Description of the task
Seek out every line containing the word "appeals", and copy each.

Given data
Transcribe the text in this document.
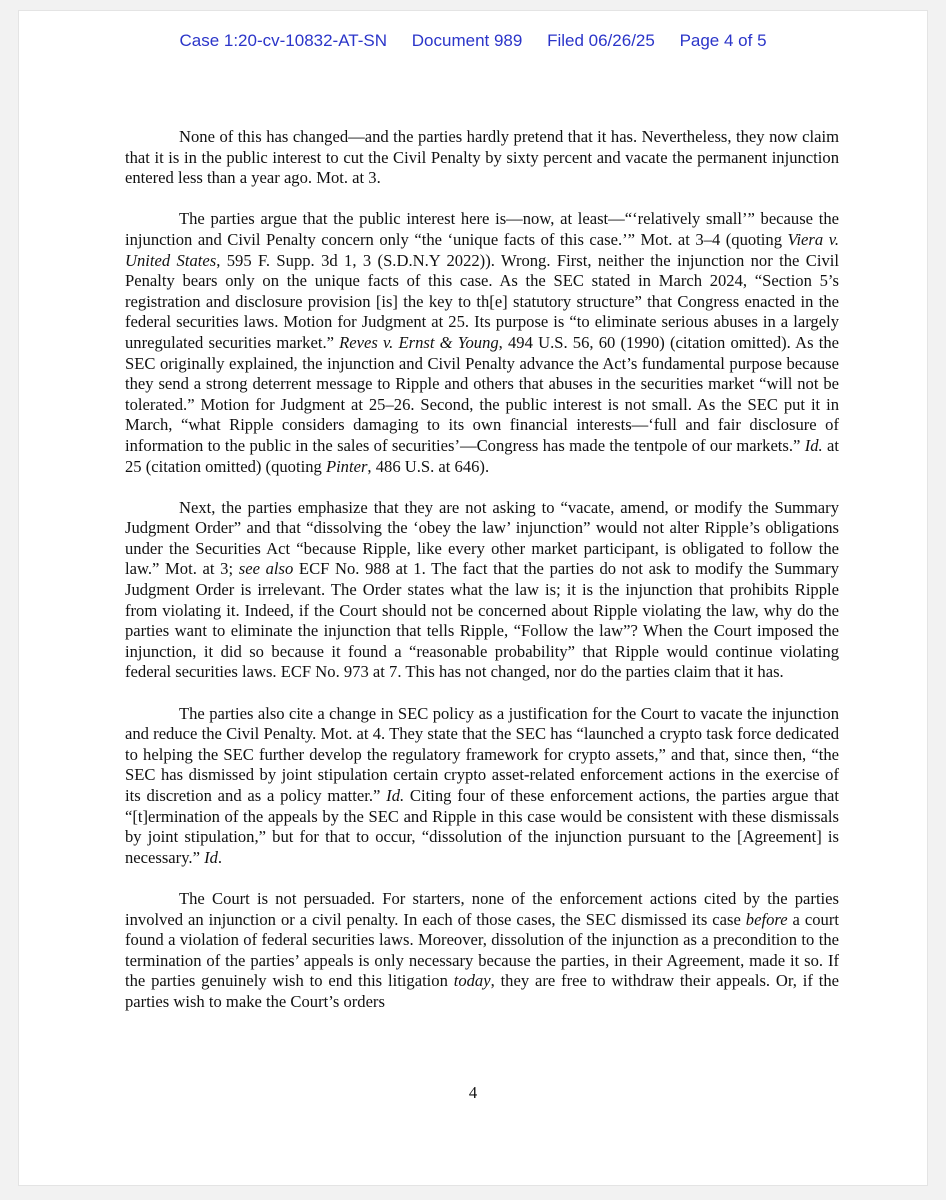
Case 1:20-cv-10832-AT-SN Document 989 Filed 06/26/25 Page 4 of 5

None of this has changed—and the parties hardly pretend that it has. Nevertheless, they now claim that it is in the public interest to cut the Civil Penalty by sixty percent and vacate the permanent injunction entered less than a year ago. Mot. at 3.

The parties argue that the public interest here is—now, at least—“‘relatively small’” because the injunction and Civil Penalty concern only “the ‘unique facts of this case.’” Mot. at 3–4 (quoting Viera v. United States, 595 F. Supp. 3d 1, 3 (S.D.N.Y 2022)). Wrong. First, neither the injunction nor the Civil Penalty bears only on the unique facts of this case. As the SEC stated in March 2024, “Section 5’s registration and disclosure provision [is] the key to th[e] statutory structure” that Congress enacted in the federal securities laws. Motion for Judgment at 25. Its purpose is “to eliminate serious abuses in a largely unregulated securities market.” Reves v. Ernst & Young, 494 U.S. 56, 60 (1990) (citation omitted). As the SEC originally explained, the injunction and Civil Penalty advance the Act’s fundamental purpose because they send a strong deterrent message to Ripple and others that abuses in the securities market “will not be tolerated.” Motion for Judgment at 25–26. Second, the public interest is not small. As the SEC put it in March, “what Ripple considers damaging to its own financial interests—‘full and fair disclosure of information to the public in the sales of securities’—Congress has made the tentpole of our markets.” Id. at 25 (citation omitted) (quoting Pinter, 486 U.S. at 646).

Next, the parties emphasize that they are not asking to “vacate, amend, or modify the Summary Judgment Order” and that “dissolving the ‘obey the law’ injunction” would not alter Ripple’s obligations under the Securities Act “because Ripple, like every other market participant, is obligated to follow the law.” Mot. at 3; see also ECF No. 988 at 1. The fact that the parties do not ask to modify the Summary Judgment Order is irrelevant. The Order states what the law is; it is the injunction that prohibits Ripple from violating it. Indeed, if the Court should not be concerned about Ripple violating the law, why do the parties want to eliminate the injunction that tells Ripple, “Follow the law”? When the Court imposed the injunction, it did so because it found a “reasonable probability” that Ripple would continue violating federal securities laws. ECF No. 973 at 7. This has not changed, nor do the parties claim that it has.

The parties also cite a change in SEC policy as a justification for the Court to vacate the injunction and reduce the Civil Penalty. Mot. at 4. They state that the SEC has “launched a crypto task force dedicated to helping the SEC further develop the regulatory framework for crypto assets,” and that, since then, “the SEC has dismissed by joint stipulation certain crypto asset-related enforcement actions in the exercise of its discretion and as a policy matter.” Id. Citing four of these enforcement actions, the parties argue that “[t]ermination of the appeals by the SEC and Ripple in this case would be consistent with these dismissals by joint stipulation,” but for that to occur, “dissolution of the injunction pursuant to the [Agreement] is necessary.” Id.

The Court is not persuaded. For starters, none of the enforcement actions cited by the parties involved an injunction or a civil penalty. In each of those cases, the SEC dismissed its case before a court found a violation of federal securities laws. Moreover, dissolution of the injunction as a precondition to the termination of the parties’ appeals is only necessary because the parties, in their Agreement, made it so. If the parties genuinely wish to end this litigation today, they are free to withdraw their appeals. Or, if the parties wish to make the Court’s orders

4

Task output
The parties also cite a change in SEC policy as a justification for the Court to vacate the injunction and reduce the Civil Penalty. Mot. at 4. They state that the SEC has “launched a crypto task force dedicated to helping the SEC further develop the regulatory framework for crypto assets,” and that, since then, “the SEC has dismissed by joint stipulation certain crypto asset-related enforcement actions in the exercise of its discretion and as a policy matter.” Id. Citing four of these enforcement actions, the parties argue that “[t]ermination of the appeals by the SEC and Ripple in this case would be consistent with these dismissals by joint stipulation,” but for that to occur, “dissolution of the injunction pursuant to the [Agreement] is necessary.” Id.
The Court is not persuaded. For starters, none of the enforcement actions cited by the parties involved an injunction or a civil penalty. In each of those cases, the SEC dismissed its case before a court found a violation of federal securities laws. Moreover, dissolution of the injunction as a precondition to the termination of the parties’ appeals is only necessary because the parties, in their Agreement, made it so. If the parties genuinely wish to end this litigation today, they are free to withdraw their appeals. Or, if the parties wish to make the Court’s orders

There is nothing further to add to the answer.